◆ **Task brief**: Send back all the data below, exactly as given.

_____

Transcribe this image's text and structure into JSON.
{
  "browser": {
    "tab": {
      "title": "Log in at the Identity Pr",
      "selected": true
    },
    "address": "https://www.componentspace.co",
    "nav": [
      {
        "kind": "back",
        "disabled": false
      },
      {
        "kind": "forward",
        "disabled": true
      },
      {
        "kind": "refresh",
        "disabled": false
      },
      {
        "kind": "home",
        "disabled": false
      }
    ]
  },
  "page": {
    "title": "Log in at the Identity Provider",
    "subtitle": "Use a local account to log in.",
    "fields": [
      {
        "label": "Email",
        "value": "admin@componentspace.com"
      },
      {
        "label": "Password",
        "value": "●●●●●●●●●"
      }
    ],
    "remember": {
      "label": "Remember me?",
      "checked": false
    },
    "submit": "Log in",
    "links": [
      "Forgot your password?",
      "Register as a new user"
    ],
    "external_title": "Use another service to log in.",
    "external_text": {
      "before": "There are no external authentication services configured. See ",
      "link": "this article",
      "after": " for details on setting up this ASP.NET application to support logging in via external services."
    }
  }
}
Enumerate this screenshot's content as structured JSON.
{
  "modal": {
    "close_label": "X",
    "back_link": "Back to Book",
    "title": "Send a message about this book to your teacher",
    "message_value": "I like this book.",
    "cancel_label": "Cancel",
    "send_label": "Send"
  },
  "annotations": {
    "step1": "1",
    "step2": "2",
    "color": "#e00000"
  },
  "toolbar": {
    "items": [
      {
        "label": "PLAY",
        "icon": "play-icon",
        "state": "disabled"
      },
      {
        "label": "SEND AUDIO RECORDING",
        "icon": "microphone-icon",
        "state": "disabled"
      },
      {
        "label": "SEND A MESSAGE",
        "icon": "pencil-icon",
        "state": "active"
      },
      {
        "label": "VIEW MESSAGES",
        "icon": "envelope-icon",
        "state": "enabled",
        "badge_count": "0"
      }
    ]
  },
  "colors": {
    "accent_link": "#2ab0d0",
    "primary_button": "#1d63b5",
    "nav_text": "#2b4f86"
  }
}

_____

◆ **Full solution**:
Transcribe this image's text and structure into JSON.
{
  "browser": {
    "tab": {
      "title": "Log in at the Identity Pr",
      "selected": true
    },
    "address": "https://www.componentspace.co",
    "nav": [
      {
        "kind": "back",
        "disabled": false
      },
      {
        "kind": "forward",
        "disabled": true
      },
      {
        "kind": "refresh",
        "disabled": false
      },
      {
        "kind": "home",
        "disabled": false
      }
    ]
  },
  "page": {
    "title": "Log in at the Identity Provider",
    "subtitle": "Use a local account to log in.",
    "fields": [
      {
        "label": "Email",
        "value": "admin@componentspace.com"
      },
      {
        "label": "Password",
        "value": "●●●●●●●●●"
      }
    ],
    "remember": {
      "label": "Remember me?",
      "checked": false
    },
    "submit": "Log in",
    "links": [
      "Forgot your password?",
      "Register as a new user"
    ],
    "external_title": "Use another service to log in.",
    "external_text": {
      "before": "There are no external authentication services configured. See ",
      "link": "this article",
      "after": " for details on setting up this ASP.NET application to support logging in via external services."
    }
  }
}
Enumerate this screenshot's content as structured JSON.
{
  "modal": {
    "close_label": "X",
    "back_link": "Back to Book",
    "title": "Send a message about this book to your teacher",
    "message_value": "I like this book.",
    "cancel_label": "Cancel",
    "send_label": "Send"
  },
  "annotations": {
    "step1": "1",
    "step2": "2",
    "color": "#e00000"
  },
  "toolbar": {
    "items": [
      {
        "label": "PLAY",
        "icon": "play-icon",
        "state": "disabled"
      },
      {
        "label": "SEND AUDIO RECORDING",
        "icon": "microphone-icon",
        "state": "disabled"
      },
      {
        "label": "SEND A MESSAGE",
        "icon": "pencil-icon",
        "state": "active"
      },
      {
        "label": "VIEW MESSAGES",
        "icon": "envelope-icon",
        "state": "enabled",
        "badge_count": "0"
      }
    ]
  },
  "colors": {
    "accent_link": "#2ab0d0",
    "primary_button": "#1d63b5",
    "nav_text": "#2b4f86"
  }
}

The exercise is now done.